Output every entry exactly as written, but omit the pictures.

++++ Available data

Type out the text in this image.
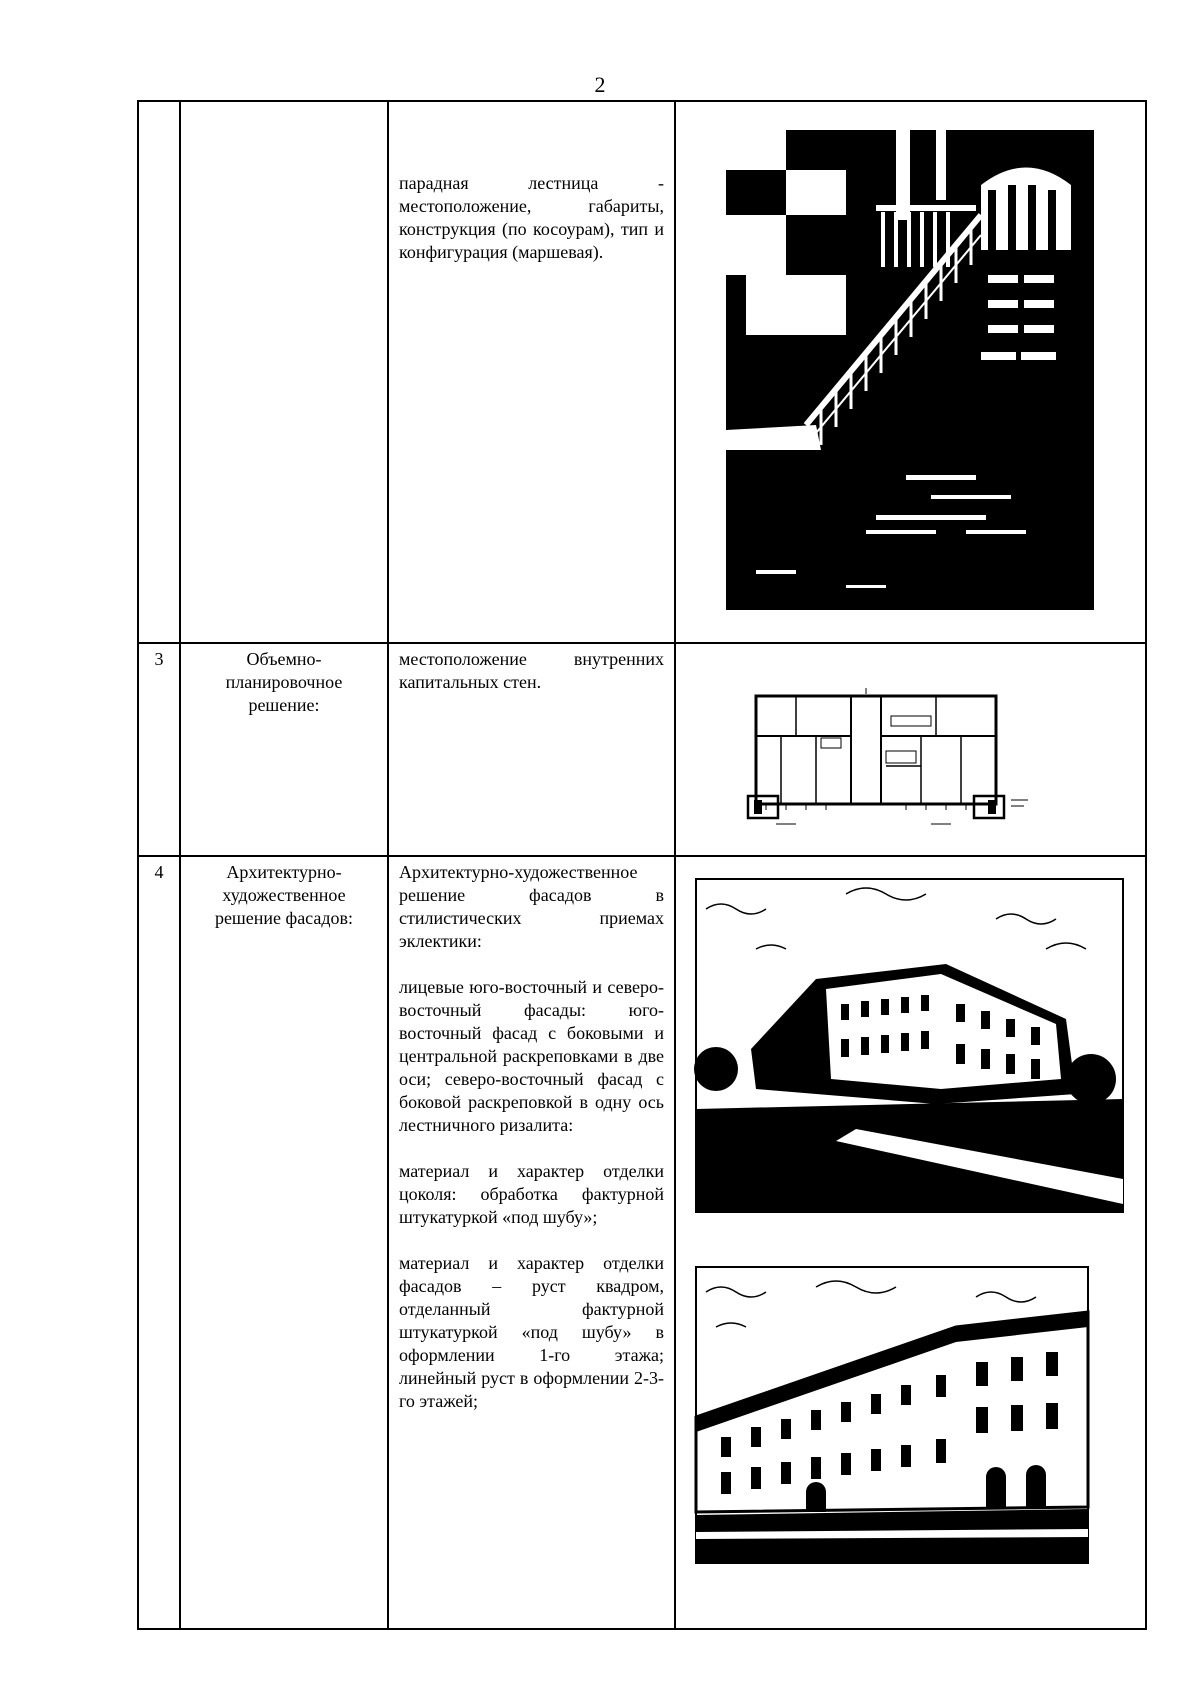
2

		парадная лестница - местоположение, габариты, конструкция (по косоурам), тип и конфигурация (маршевая).

3	Объемно-планировочное решение:	местоположение внутренних капитальных стен.

4	Архитектурно-художественное решение фасадов:	Архитектурно-художественное решение фасадов в стилистических приемах эклектики:

лицевые юго-восточный и северо-восточный фасады: юго-восточный фасад с боковыми и центральной раскреповками в две оси; северо-восточный фасад с боковой раскреповкой в одну ось лестничного ризалита:

материал и характер отделки цоколя: обработка фактурной штукатуркой «под шубу»;

материал и характер отделки фасадов – руст квадром, отделанный фактурной штукатуркой «под шубу» в оформлении 1-го этажа; линейный руст в оформлении 2-3-го этажей;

++++++++

## Result of this task:
Type out the text in this image.
2

		парадная лестница - местоположение, габариты, конструкция (по косоурам), тип и конфигурация (маршевая).

3	Объемно-планировочное решение:	местоположение внутренних капитальных стен.

4	Архитектурно-художественное решение фасадов:	Архитектурно-художественное решение фасадов в стилистических приемах эклектики:

лицевые юго-восточный и северо-восточный фасады: юго-восточный фасад с боковыми и центральной раскреповками в две оси; северо-восточный фасад с боковой раскреповкой в одну ось лестничного ризалита:

материал и характер отделки цоколя: обработка фактурной штукатуркой «под шубу»;

материал и характер отделки фасадов – руст квадром, отделанный фактурной штукатуркой «под шубу» в оформлении 1-го этажа; линейный руст в оформлении 2-3-го этажей;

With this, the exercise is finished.